**Stated exercise:**
From the entries below, copy out every line with "областной" in it.

● ● ● ● ●

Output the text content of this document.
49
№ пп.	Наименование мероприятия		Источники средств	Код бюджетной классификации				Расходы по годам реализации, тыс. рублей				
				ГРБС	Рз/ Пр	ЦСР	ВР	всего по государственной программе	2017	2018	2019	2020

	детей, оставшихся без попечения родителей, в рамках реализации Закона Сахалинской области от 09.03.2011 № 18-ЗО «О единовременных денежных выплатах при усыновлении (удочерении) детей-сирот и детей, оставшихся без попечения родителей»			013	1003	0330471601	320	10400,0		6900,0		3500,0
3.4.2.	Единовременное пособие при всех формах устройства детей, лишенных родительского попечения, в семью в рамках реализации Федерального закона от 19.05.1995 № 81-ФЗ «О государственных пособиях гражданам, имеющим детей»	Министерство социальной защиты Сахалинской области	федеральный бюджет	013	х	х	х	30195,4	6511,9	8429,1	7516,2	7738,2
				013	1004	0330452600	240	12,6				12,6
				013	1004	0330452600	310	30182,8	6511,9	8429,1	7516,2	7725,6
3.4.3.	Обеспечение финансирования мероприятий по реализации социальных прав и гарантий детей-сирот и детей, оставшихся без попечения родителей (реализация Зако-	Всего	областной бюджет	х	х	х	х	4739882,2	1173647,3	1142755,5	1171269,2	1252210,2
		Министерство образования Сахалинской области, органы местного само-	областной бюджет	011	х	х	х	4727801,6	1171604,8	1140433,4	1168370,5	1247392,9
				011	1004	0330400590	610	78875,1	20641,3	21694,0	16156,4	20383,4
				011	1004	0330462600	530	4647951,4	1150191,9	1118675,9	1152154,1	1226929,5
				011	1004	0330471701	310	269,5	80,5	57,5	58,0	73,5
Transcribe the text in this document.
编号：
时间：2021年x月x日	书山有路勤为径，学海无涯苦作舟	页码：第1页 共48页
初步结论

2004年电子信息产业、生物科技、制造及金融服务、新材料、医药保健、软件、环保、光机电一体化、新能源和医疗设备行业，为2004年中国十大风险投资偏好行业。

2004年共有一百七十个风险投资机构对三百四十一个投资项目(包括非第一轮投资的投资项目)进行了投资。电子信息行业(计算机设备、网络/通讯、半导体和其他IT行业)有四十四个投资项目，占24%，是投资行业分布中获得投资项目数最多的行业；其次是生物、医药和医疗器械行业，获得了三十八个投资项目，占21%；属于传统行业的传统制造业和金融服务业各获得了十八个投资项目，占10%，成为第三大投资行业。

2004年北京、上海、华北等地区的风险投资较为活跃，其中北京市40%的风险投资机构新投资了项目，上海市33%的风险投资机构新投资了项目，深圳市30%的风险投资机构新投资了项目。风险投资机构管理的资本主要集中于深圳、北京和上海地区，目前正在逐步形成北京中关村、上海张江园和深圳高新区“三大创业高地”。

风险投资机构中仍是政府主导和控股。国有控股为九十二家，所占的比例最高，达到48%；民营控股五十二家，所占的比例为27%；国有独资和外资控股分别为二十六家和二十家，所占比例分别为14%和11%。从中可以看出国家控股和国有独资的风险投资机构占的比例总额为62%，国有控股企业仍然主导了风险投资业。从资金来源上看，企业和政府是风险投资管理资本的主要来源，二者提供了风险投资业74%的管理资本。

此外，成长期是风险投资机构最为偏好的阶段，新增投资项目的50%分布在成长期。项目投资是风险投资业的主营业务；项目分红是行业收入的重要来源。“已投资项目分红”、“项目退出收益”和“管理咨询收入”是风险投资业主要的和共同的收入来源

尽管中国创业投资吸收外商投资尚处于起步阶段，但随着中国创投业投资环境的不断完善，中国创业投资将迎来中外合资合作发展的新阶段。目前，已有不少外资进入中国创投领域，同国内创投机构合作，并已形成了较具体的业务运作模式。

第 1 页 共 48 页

● ● ● ● ●

**Answer below:**
3.4.3.	Обеспечение финансирования мероприятий по реализации социальных прав и гарантий детей-сирот и детей, оставшихся без попечения родителей (реализация Зако-	Всего	областной бюджет	х	х	х	х	4739882,2	1173647,3	1142755,5	1171269,2	1252210,2
		Министерство образования Сахалинской области, органы местного само-	областной бюджет	011	х	х	х	4727801,6	1171604,8	1140433,4	1168370,5	1247392,9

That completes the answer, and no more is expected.